* What to do
Exact repetition of every entry is required.

* Records

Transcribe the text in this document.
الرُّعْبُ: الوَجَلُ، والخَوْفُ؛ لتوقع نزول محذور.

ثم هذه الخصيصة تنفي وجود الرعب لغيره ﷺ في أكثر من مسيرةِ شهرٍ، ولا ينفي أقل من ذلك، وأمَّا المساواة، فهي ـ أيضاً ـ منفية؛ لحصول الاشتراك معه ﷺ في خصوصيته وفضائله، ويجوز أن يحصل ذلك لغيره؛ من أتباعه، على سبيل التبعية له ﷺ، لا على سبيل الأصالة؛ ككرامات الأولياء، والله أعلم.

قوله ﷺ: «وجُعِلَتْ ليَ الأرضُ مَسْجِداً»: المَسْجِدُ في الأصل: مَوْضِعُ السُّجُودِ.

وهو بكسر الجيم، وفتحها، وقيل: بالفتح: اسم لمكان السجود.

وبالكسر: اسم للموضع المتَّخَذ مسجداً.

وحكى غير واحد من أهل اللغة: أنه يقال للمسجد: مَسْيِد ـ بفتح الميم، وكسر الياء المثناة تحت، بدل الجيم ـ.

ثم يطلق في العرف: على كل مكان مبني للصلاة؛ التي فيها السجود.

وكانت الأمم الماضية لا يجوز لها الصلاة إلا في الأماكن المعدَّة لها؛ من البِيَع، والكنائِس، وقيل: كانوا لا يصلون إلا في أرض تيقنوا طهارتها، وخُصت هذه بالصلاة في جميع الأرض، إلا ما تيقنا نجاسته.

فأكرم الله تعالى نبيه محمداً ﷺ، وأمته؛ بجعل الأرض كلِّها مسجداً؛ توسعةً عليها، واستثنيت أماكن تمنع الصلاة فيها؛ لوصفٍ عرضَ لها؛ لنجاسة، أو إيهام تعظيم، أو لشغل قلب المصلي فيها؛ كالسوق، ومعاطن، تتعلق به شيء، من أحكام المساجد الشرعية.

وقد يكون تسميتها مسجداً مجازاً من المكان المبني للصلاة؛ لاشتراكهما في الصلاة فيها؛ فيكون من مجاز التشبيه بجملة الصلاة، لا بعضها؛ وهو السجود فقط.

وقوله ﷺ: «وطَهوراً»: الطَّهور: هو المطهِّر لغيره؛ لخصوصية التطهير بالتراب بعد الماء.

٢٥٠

* Expected output
Transcribe the text in this document.
الرُّعْبُ: الوَجَلُ، والخَوْفُ؛ لتوقع نزول محذور.

ثم هذه الخصيصة تنفي وجود الرعب لغيره ﷺ في أكثر من مسيرةِ شهرٍ، ولا ينفي أقل من ذلك، وأمَّا المساواة، فهي ـ أيضاً ـ منفية؛ لحصول الاشتراك معه ﷺ في خصوصيته وفضائله، ويجوز أن يحصل ذلك لغيره؛ من أتباعه، على سبيل التبعية له ﷺ، لا على سبيل الأصالة؛ ككرامات الأولياء، والله أعلم.

قوله ﷺ: «وجُعِلَتْ ليَ الأرضُ مَسْجِداً»: المَسْجِدُ في الأصل: مَوْضِعُ السُّجُودِ.

وهو بكسر الجيم، وفتحها، وقيل: بالفتح: اسم لمكان السجود.

وبالكسر: اسم للموضع المتَّخَذ مسجداً.

وحكى غير واحد من أهل اللغة: أنه يقال للمسجد: مَسْيِد ـ بفتح الميم، وكسر الياء المثناة تحت، بدل الجيم ـ.

ثم يطلق في العرف: على كل مكان مبني للصلاة؛ التي فيها السجود.

وكانت الأمم الماضية لا يجوز لها الصلاة إلا في الأماكن المعدَّة لها؛ من البِيَع، والكنائِس، وقيل: كانوا لا يصلون إلا في أرض تيقنوا طهارتها، وخُصت هذه بالصلاة في جميع الأرض، إلا ما تيقنا نجاسته.

فأكرم الله تعالى نبيه محمداً ﷺ، وأمته؛ بجعل الأرض كلِّها مسجداً؛ توسعةً عليها، واستثنيت أماكن تمنع الصلاة فيها؛ لوصفٍ عرضَ لها؛ لنجاسة، أو إيهام تعظيم، أو لشغل قلب المصلي فيها؛ كالسوق، ومعاطن، تتعلق به شيء، من أحكام المساجد الشرعية.

وقد يكون تسميتها مسجداً مجازاً من المكان المبني للصلاة؛ لاشتراكهما في الصلاة فيها؛ فيكون من مجاز التشبيه بجملة الصلاة، لا بعضها؛ وهو السجود فقط.

وقوله ﷺ: «وطَهوراً»: الطَّهور: هو المطهِّر لغيره؛ لخصوصية التطهير بالتراب بعد الماء.

٢٥٠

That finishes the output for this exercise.